Pick out every line in the entries below that contains the string "donut", and copy each one in full. Case counts, so match only that exact capitalization.
• • • • •
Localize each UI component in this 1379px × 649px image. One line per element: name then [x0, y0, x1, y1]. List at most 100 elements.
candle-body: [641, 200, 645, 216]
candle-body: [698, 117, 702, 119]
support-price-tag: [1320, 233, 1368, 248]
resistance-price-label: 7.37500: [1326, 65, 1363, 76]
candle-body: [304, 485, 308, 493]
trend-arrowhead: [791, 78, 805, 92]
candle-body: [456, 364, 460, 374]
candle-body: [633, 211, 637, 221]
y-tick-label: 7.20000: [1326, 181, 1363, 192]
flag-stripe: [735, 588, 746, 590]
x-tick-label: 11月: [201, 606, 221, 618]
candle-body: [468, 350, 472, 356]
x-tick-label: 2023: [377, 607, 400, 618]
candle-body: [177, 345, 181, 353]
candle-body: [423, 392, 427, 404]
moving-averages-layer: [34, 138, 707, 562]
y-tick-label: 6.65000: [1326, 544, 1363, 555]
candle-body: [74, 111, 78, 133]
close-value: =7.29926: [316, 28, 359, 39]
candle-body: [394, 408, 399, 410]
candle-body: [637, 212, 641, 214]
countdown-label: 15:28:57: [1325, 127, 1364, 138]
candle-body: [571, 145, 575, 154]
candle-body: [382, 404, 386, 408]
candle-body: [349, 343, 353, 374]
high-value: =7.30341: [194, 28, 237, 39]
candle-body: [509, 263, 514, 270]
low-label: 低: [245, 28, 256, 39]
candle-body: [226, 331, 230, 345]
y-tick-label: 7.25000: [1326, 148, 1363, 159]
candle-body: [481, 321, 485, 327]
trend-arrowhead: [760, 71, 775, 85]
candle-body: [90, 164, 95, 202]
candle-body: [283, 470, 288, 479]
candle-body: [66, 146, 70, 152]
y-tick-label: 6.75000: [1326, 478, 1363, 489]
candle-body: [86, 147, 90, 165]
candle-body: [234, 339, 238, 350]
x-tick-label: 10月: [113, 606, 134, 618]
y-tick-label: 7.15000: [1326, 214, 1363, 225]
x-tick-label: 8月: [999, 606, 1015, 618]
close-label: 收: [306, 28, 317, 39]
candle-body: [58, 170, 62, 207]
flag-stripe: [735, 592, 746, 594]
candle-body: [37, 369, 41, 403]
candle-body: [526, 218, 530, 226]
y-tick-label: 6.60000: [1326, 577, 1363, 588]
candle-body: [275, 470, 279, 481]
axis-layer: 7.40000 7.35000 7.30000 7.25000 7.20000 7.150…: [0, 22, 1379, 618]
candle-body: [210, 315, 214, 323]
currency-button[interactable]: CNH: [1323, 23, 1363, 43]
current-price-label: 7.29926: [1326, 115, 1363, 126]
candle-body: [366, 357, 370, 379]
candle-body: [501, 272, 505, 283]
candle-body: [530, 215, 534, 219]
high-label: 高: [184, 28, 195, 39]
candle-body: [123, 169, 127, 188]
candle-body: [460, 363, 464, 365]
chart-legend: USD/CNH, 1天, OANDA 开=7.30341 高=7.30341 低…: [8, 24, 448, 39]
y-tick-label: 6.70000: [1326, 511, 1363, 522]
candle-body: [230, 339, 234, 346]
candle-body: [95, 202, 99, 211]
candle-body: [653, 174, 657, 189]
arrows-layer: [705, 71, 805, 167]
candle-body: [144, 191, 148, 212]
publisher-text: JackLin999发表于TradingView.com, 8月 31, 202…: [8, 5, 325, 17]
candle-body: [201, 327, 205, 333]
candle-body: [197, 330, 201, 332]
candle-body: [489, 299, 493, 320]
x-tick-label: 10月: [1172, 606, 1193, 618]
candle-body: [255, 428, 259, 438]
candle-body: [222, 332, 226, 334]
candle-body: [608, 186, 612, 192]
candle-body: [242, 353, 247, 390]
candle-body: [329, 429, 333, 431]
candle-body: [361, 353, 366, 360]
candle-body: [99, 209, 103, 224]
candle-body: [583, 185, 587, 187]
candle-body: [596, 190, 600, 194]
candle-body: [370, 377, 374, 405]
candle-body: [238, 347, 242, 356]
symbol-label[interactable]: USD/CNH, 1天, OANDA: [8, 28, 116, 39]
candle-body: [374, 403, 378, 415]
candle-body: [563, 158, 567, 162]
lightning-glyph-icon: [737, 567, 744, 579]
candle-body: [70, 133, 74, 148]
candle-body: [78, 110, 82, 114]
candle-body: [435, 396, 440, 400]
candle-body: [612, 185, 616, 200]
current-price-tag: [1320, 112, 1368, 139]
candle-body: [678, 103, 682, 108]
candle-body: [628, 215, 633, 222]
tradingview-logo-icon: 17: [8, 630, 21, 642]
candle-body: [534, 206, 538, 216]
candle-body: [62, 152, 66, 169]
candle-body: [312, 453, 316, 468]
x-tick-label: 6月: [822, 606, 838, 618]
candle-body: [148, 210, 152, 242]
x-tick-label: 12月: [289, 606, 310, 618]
• • • • •
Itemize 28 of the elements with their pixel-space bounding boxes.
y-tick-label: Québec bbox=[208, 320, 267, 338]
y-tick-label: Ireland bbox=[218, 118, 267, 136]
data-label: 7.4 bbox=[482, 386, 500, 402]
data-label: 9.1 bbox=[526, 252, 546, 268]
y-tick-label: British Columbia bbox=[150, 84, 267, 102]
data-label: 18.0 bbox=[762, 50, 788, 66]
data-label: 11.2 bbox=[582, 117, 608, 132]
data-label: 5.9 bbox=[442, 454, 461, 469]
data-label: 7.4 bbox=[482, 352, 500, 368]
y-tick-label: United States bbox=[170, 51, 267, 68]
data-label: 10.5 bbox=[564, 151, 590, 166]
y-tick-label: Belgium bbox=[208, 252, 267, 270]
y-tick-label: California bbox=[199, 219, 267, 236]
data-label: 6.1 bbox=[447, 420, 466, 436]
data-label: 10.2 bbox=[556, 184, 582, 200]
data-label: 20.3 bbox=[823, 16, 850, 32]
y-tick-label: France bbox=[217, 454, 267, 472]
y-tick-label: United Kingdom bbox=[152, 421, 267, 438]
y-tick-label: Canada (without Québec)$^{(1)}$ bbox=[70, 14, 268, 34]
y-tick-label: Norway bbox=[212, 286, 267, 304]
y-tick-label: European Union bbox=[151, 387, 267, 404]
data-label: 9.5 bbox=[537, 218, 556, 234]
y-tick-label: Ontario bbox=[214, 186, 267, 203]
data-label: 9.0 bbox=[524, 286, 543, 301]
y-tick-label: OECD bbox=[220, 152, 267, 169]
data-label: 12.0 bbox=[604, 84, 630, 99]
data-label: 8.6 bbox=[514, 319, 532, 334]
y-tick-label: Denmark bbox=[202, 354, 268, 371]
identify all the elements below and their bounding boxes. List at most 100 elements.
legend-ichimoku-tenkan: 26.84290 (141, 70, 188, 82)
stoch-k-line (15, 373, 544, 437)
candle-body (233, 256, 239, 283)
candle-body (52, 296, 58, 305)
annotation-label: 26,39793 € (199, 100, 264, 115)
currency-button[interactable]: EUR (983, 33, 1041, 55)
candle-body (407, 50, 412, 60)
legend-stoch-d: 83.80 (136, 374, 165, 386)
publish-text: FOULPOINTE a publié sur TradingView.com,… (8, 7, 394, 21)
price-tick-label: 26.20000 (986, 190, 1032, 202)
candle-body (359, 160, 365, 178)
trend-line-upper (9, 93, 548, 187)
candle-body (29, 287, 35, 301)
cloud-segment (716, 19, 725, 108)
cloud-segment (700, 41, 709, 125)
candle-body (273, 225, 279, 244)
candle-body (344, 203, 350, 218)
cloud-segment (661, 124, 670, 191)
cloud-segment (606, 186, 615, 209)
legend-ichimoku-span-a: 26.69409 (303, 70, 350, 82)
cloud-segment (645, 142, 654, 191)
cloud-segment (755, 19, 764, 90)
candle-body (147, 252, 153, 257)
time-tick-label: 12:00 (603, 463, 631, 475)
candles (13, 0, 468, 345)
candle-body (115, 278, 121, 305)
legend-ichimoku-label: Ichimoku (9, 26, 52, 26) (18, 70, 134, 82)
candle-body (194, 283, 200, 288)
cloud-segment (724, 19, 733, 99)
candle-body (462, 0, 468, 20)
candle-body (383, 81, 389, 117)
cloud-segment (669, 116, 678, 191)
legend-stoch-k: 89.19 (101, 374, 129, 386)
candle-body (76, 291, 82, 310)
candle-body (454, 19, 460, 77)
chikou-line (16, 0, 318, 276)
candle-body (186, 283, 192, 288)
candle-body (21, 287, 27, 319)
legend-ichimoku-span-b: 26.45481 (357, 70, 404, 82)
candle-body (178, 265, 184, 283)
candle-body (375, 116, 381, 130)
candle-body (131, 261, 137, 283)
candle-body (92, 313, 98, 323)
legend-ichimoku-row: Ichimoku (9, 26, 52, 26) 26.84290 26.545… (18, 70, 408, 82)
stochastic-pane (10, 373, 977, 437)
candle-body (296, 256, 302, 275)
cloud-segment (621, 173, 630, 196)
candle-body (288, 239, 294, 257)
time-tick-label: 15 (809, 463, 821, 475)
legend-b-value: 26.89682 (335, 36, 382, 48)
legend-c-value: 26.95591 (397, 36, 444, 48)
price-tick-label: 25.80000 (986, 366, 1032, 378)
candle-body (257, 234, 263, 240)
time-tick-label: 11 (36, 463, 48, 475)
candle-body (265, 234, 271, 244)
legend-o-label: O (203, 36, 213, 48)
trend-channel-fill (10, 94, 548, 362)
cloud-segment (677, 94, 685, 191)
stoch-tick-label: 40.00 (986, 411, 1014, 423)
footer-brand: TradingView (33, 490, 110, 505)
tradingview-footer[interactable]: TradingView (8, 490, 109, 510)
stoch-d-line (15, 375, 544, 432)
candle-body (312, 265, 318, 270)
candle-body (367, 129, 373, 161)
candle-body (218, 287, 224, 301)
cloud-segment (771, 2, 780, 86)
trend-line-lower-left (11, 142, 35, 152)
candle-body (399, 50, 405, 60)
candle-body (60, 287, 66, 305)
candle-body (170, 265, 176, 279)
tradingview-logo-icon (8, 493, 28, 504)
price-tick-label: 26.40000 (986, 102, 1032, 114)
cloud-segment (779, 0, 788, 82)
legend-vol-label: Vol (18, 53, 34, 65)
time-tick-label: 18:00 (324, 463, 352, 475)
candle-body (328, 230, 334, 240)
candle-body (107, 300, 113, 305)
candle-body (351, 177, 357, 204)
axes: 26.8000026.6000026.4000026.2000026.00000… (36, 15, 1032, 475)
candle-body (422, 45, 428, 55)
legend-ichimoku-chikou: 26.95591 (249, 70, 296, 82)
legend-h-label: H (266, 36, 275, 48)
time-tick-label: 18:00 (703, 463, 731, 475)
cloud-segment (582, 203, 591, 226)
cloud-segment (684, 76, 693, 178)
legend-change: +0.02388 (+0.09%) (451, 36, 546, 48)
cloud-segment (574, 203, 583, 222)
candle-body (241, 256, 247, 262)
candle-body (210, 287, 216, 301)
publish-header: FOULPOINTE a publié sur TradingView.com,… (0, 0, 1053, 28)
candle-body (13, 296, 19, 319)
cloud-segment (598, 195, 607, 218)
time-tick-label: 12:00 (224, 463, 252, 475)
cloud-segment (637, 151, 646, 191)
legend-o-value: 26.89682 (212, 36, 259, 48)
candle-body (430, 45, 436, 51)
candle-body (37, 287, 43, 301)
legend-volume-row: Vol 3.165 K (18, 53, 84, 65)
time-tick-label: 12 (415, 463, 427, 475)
• • • • •
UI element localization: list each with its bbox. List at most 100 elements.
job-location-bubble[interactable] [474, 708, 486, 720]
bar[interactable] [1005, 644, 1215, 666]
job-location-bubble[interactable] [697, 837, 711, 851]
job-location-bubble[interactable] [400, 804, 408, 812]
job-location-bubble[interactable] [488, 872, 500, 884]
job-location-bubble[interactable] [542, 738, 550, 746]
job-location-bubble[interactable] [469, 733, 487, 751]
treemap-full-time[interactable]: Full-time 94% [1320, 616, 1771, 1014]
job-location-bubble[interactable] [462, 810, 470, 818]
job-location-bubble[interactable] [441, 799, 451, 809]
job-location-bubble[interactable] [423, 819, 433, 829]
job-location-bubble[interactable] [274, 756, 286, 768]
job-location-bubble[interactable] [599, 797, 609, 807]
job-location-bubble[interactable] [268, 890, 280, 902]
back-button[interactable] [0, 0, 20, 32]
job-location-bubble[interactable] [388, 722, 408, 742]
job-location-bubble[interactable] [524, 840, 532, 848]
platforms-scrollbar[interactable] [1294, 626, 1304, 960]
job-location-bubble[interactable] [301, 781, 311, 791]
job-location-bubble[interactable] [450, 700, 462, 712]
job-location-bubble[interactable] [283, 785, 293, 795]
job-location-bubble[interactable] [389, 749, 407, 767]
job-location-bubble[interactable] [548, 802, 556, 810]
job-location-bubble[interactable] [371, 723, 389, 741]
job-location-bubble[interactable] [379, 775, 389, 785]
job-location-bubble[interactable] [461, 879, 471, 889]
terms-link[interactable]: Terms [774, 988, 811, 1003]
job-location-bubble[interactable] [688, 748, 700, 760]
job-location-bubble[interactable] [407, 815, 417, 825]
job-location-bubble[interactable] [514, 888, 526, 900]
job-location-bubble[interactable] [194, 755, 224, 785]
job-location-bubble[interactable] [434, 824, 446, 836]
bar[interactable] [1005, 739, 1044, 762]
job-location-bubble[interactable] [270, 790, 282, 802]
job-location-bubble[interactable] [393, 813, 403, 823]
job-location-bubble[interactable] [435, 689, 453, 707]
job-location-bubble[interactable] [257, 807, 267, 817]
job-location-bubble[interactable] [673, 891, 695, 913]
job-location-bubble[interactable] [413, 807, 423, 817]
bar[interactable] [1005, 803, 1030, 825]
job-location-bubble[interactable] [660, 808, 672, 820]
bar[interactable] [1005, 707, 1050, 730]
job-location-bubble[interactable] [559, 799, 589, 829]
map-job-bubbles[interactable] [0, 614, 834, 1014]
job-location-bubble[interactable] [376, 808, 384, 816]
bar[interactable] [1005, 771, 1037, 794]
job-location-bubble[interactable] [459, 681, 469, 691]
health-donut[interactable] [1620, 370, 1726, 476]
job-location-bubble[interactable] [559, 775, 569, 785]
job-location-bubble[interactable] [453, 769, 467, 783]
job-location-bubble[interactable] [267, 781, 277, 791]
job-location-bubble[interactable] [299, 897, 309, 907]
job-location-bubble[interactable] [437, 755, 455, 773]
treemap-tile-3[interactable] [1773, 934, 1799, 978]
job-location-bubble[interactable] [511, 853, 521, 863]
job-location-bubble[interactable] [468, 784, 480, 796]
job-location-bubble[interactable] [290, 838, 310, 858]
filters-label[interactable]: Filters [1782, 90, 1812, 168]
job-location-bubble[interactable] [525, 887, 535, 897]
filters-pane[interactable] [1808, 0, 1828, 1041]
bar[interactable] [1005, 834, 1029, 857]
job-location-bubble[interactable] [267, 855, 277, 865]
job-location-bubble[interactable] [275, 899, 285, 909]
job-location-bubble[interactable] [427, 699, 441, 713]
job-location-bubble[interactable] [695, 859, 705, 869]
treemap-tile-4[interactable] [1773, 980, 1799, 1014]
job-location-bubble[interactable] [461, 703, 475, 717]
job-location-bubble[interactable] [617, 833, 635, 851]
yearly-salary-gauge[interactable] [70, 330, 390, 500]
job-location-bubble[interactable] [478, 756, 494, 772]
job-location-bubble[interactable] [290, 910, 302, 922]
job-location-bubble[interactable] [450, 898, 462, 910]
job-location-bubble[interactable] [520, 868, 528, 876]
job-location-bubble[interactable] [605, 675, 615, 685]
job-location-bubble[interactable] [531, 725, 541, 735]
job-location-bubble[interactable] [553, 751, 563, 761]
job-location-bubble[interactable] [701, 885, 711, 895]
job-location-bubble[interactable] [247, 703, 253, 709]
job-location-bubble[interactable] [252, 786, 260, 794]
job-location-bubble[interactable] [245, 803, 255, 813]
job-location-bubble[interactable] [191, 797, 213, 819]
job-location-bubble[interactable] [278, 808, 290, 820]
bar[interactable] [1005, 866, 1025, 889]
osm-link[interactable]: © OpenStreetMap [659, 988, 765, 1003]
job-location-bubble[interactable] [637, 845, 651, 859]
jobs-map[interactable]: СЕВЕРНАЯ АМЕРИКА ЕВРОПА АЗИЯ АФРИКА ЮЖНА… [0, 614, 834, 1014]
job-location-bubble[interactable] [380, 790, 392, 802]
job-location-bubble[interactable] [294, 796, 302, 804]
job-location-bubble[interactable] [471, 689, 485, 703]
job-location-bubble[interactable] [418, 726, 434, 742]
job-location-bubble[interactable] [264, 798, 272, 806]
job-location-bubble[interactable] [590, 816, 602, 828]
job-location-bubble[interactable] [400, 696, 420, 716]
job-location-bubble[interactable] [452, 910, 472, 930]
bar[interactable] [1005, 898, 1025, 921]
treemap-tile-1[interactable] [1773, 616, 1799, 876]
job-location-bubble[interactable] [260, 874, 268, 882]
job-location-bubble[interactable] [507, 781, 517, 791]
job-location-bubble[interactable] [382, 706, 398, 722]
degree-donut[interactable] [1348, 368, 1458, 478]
• • • • •
◆ **The response**
health-donut[interactable] [1620, 370, 1726, 476]
degree-donut[interactable] [1348, 368, 1458, 478]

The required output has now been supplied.